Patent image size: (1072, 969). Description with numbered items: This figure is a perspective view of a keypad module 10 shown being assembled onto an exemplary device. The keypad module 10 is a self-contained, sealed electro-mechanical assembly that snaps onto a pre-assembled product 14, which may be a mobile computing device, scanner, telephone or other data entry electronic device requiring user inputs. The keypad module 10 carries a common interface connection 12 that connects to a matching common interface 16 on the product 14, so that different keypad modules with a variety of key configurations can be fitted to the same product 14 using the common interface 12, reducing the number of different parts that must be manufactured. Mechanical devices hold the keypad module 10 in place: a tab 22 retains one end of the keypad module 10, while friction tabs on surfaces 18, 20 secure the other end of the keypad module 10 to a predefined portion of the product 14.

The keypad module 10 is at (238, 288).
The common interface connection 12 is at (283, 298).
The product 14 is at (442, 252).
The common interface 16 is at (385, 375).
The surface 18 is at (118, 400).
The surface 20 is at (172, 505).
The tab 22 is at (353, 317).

→ Problem description: Would you transcribe all of the lines above word for word, changing nothing?

→ Solution:
Patent image size: (1072, 969). Description with numbered items: This figure is a perspective view of a keypad module 10 shown being assembled onto an exemplary device. The keypad module 10 is a self-contained, sealed electro-mechanical assembly that snaps onto a pre-assembled product 14, which may be a mobile computing device, scanner, telephone or other data entry electronic device requiring user inputs. The keypad module 10 carries a common interface connection 12 that connects to a matching common interface 16 on the product 14, so that different keypad modules with a variety of key configurations can be fitted to the same product 14 using the common interface 12, reducing the number of different parts that must be manufactured. Mechanical devices hold the keypad module 10 in place: a tab 22 retains one end of the keypad module 10, while friction tabs on surfaces 18, 20 secure the other end of the keypad module 10 to a predefined portion of the product 14.

The keypad module 10 is at (238, 288).
The common interface connection 12 is at (283, 298).
The product 14 is at (442, 252).
The common interface 16 is at (385, 375).
The surface 18 is at (118, 400).
The surface 20 is at (172, 505).
The tab 22 is at (353, 317).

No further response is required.